## Exercise objective
Look below and pull out each line with the word "Müzesi".

## Rows from a dataset
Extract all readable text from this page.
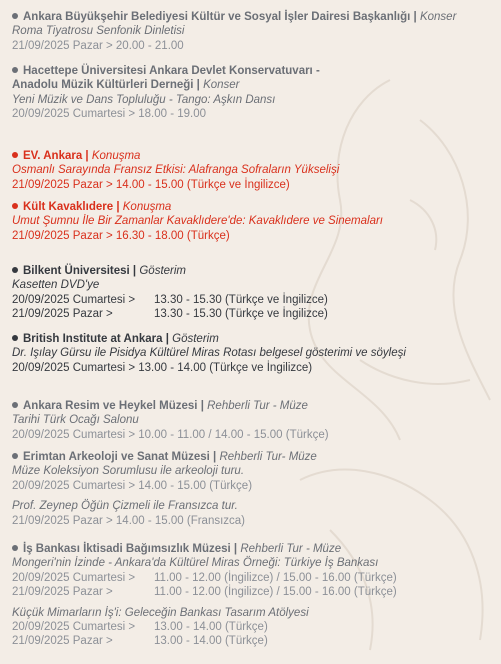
Ankara Büyükşehir Belediyesi Kültür ve Sosyal İşler Dairesi Başkanlığı | Konser
Roma Tiyatrosu Senfonik Dinletisi
21/09/2025 Pazar > 20.00 - 21.00
Hacettepe Üniversitesi Ankara Devlet Konservatuvarı -
Anadolu Müzik Kültürleri Derneği | Konser
Yeni Müzik ve Dans Topluluğu - Tango: Aşkın Dansı
20/09/2025 Cumartesi > 18.00 - 19.00
EV. Ankara | Konuşma
Osmanlı Sarayında Fransız Etkisi: Alafranga Sofraların Yükselişi
21/09/2025 Pazar > 14.00 - 15.00 (Türkçe ve İngilizce)
Kült Kavaklıdere | Konuşma
Umut Şumnu İle Bir Zamanlar Kavaklıdere'de: Kavaklıdere ve Sinemaları
21/09/2025 Pazar > 16.30 - 18.00 (Türkçe)
Bilkent Üniversitesi | Gösterim
Kasetten DVD'ye
20/09/2025 Cumartesi >	13.30 - 15.30 (Türkçe ve İngilizce)
21/09/2025 Pazar >	13.30 - 15.30 (Türkçe ve İngilizce)
British Institute at Ankara | Gösterim
Dr. Işılay Gürsu ile Pisidya Kültürel Miras Rotası belgesel gösterimi ve söyleşi
20/09/2025 Cumartesi > 13.00 - 14.00 (Türkçe ve İngilizce)
Ankara Resim ve Heykel Müzesi | Rehberli Tur - Müze
Tarihi Türk Ocağı Salonu
20/09/2025 Cumartesi > 10.00 - 11.00 / 14.00 - 15.00 (Türkçe)
Erimtan Arkeoloji ve Sanat Müzesi | Rehberli Tur- Müze
Müze Koleksiyon Sorumlusu ile arkeoloji turu.
20/09/2025 Cumartesi > 14.00 - 15.00 (Türkçe)
Prof. Zeynep Öğün Çizmeli ile Fransızca tur.
21/09/2025 Pazar > 14.00 - 15.00 (Fransızca)
İş Bankası İktisadi Bağımsızlık Müzesi | Rehberli Tur - Müze
Mongeri'nin İzinde - Ankara'da Kültürel Miras Örneği: Türkiye İş Bankası
20/09/2025 Cumartesi >	11.00 - 12.00 (İngilizce) / 15.00 - 16.00 (Türkçe)
21/09/2025 Pazar >	11.00 - 12.00 (İngilizce) / 15.00 - 16.00 (Türkçe)
Küçük Mimarların İş'i: Geleceğin Bankası Tasarım Atölyesi
20/09/2025 Cumartesi >	13.00 - 14.00 (Türkçe)
21/09/2025 Pazar >	13.00 - 14.00 (Türkçe)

## Response
Ankara Resim ve Heykel Müzesi | Rehberli Tur - Müze
Erimtan Arkeoloji ve Sanat Müzesi | Rehberli Tur- Müze
İş Bankası İktisadi Bağımsızlık Müzesi | Rehberli Tur - Müze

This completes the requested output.